==== RECORDS FOR PROCESSING

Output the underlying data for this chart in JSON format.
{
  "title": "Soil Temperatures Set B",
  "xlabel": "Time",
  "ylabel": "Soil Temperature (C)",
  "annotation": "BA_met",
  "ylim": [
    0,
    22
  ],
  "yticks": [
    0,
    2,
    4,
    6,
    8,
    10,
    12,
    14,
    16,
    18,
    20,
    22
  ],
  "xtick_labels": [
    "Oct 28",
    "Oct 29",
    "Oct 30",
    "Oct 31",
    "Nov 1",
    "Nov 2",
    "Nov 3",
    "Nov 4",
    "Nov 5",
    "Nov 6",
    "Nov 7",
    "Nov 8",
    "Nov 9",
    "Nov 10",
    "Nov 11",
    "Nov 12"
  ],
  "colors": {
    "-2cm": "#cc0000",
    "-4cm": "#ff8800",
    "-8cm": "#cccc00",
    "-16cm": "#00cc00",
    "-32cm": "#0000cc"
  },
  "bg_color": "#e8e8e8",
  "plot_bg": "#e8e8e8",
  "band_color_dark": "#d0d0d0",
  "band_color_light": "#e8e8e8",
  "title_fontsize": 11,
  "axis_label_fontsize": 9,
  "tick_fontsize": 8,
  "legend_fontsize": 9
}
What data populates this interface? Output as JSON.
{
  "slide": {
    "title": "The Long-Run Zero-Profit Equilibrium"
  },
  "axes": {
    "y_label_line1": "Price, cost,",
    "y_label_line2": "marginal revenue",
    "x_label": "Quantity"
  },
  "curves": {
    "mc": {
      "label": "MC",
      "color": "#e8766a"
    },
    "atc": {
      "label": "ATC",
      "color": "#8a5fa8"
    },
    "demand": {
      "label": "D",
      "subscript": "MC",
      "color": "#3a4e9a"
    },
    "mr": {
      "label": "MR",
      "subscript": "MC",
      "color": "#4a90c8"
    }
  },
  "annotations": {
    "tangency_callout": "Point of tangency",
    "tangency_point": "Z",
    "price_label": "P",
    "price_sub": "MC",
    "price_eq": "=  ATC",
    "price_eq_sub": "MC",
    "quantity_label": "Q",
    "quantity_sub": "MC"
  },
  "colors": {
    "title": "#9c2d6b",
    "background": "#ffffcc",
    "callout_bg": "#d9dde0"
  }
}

========

● **GIVEN TASK**: Every record shown above must be echoed exactly.

● **SOLUTION BELOW**:
Output the underlying data for this chart in JSON format.
{
  "title": "Soil Temperatures Set B",
  "xlabel": "Time",
  "ylabel": "Soil Temperature (C)",
  "annotation": "BA_met",
  "ylim": [
    0,
    22
  ],
  "yticks": [
    0,
    2,
    4,
    6,
    8,
    10,
    12,
    14,
    16,
    18,
    20,
    22
  ],
  "xtick_labels": [
    "Oct 28",
    "Oct 29",
    "Oct 30",
    "Oct 31",
    "Nov 1",
    "Nov 2",
    "Nov 3",
    "Nov 4",
    "Nov 5",
    "Nov 6",
    "Nov 7",
    "Nov 8",
    "Nov 9",
    "Nov 10",
    "Nov 11",
    "Nov 12"
  ],
  "colors": {
    "-2cm": "#cc0000",
    "-4cm": "#ff8800",
    "-8cm": "#cccc00",
    "-16cm": "#00cc00",
    "-32cm": "#0000cc"
  },
  "bg_color": "#e8e8e8",
  "plot_bg": "#e8e8e8",
  "band_color_dark": "#d0d0d0",
  "band_color_light": "#e8e8e8",
  "title_fontsize": 11,
  "axis_label_fontsize": 9,
  "tick_fontsize": 8,
  "legend_fontsize": 9
}
What data populates this interface? Output as JSON.
{
  "slide": {
    "title": "The Long-Run Zero-Profit Equilibrium"
  },
  "axes": {
    "y_label_line1": "Price, cost,",
    "y_label_line2": "marginal revenue",
    "x_label": "Quantity"
  },
  "curves": {
    "mc": {
      "label": "MC",
      "color": "#e8766a"
    },
    "atc": {
      "label": "ATC",
      "color": "#8a5fa8"
    },
    "demand": {
      "label": "D",
      "subscript": "MC",
      "color": "#3a4e9a"
    },
    "mr": {
      "label": "MR",
      "subscript": "MC",
      "color": "#4a90c8"
    }
  },
  "annotations": {
    "tangency_callout": "Point of tangency",
    "tangency_point": "Z",
    "price_label": "P",
    "price_sub": "MC",
    "price_eq": "=  ATC",
    "price_eq_sub": "MC",
    "quantity_label": "Q",
    "quantity_sub": "MC"
  },
  "colors": {
    "title": "#9c2d6b",
    "background": "#ffffcc",
    "callout_bg": "#d9dde0"
  }
}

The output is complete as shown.